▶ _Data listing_
##########

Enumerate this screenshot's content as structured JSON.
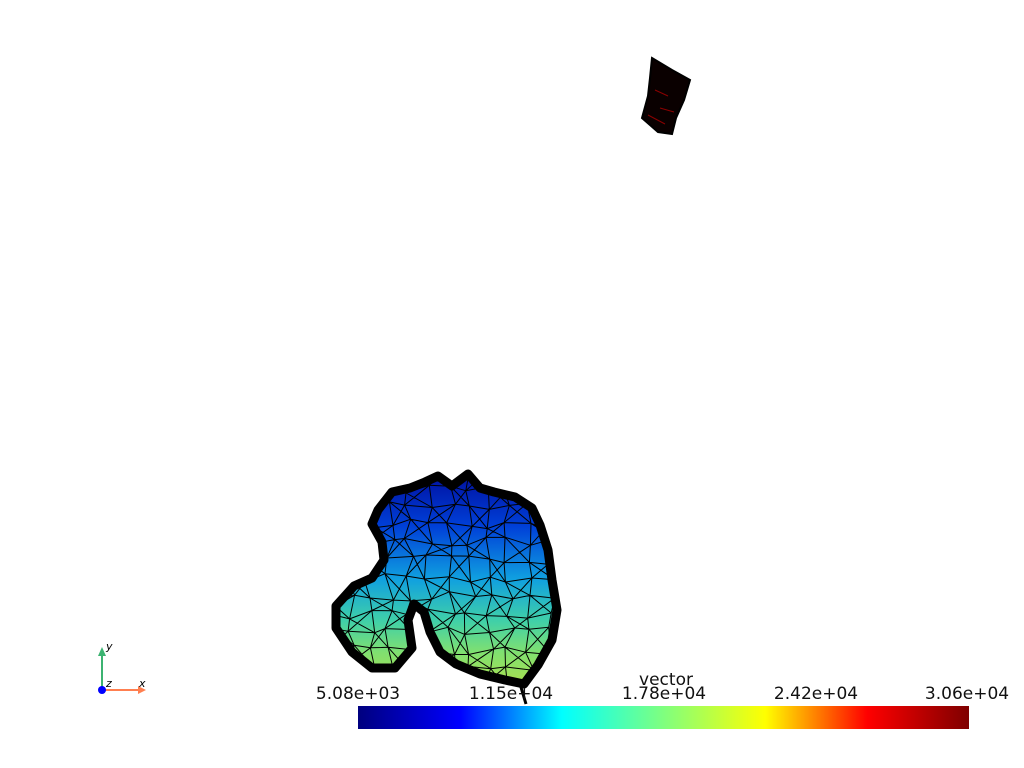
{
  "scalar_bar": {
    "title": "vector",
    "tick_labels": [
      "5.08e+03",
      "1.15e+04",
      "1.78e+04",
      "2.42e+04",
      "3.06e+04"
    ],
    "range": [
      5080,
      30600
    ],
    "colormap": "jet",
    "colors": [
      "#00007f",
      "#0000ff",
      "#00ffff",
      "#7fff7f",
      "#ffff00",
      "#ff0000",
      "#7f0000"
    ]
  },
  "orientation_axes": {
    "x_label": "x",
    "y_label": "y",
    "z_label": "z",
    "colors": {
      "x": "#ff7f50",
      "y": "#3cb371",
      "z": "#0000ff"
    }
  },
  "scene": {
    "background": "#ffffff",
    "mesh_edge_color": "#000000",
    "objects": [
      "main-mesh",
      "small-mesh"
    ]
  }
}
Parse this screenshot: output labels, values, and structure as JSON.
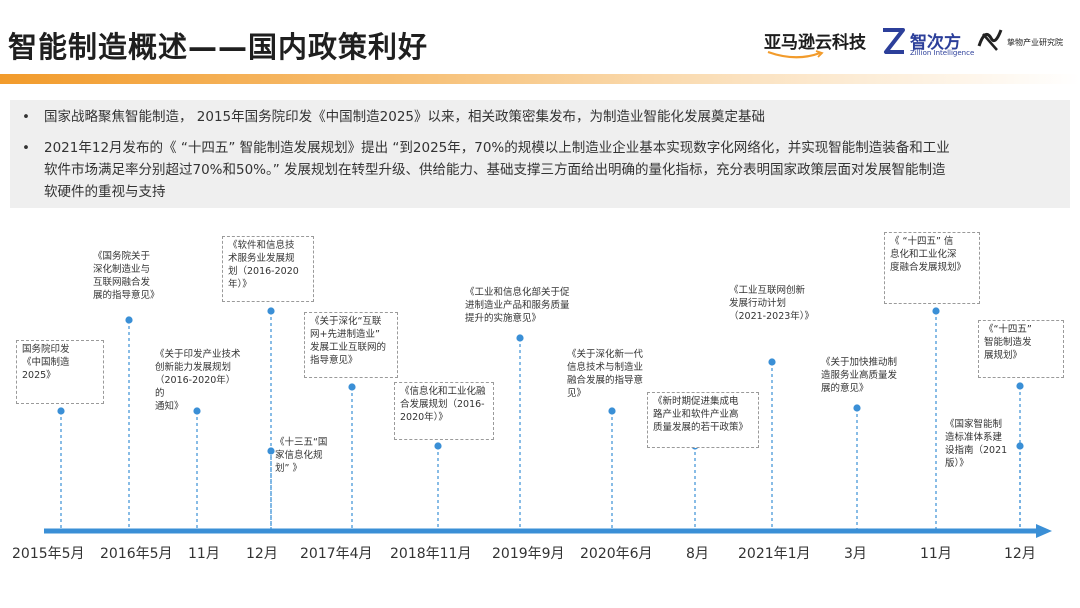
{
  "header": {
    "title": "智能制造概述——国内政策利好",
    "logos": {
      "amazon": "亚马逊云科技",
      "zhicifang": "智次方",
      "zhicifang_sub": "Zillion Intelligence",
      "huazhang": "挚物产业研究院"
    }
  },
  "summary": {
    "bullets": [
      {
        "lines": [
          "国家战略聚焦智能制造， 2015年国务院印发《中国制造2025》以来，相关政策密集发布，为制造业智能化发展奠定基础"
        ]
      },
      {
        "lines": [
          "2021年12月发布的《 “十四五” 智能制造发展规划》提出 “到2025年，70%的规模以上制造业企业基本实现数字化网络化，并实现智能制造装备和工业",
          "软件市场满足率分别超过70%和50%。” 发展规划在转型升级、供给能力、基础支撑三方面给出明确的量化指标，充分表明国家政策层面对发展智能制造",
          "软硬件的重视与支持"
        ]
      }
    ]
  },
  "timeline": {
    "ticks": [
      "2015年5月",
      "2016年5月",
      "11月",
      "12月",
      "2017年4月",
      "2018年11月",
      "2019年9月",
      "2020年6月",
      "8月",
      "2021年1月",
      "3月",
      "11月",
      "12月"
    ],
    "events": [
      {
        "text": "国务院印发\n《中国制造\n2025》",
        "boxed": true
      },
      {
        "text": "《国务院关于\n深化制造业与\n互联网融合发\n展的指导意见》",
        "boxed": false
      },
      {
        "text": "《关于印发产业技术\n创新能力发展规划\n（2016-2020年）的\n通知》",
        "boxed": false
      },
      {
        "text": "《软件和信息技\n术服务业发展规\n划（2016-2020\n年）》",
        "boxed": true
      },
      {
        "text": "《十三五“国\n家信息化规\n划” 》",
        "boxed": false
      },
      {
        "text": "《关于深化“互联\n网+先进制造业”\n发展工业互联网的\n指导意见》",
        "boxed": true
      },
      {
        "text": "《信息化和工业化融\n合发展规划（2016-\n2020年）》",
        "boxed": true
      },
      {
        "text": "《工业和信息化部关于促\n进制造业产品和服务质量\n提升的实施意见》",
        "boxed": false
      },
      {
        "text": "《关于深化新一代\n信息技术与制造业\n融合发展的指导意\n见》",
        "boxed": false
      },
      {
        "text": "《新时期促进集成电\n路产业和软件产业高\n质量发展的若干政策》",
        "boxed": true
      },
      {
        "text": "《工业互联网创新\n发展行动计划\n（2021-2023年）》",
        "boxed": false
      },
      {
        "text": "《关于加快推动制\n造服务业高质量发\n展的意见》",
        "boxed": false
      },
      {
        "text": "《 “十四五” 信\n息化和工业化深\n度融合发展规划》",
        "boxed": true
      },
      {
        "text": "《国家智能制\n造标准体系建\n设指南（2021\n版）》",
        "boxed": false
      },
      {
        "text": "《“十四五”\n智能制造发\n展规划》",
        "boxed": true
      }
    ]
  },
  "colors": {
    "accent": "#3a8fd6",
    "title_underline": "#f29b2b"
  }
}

##########

▶ _TASK TO COMPLETE_
Whichever lines contain the string "this", select and copy them.

▶ _THE RESPONSE_
Enumerate this screenshot's content as structured JSON.
Parse this screenshot: output labels, values, and structure as JSON.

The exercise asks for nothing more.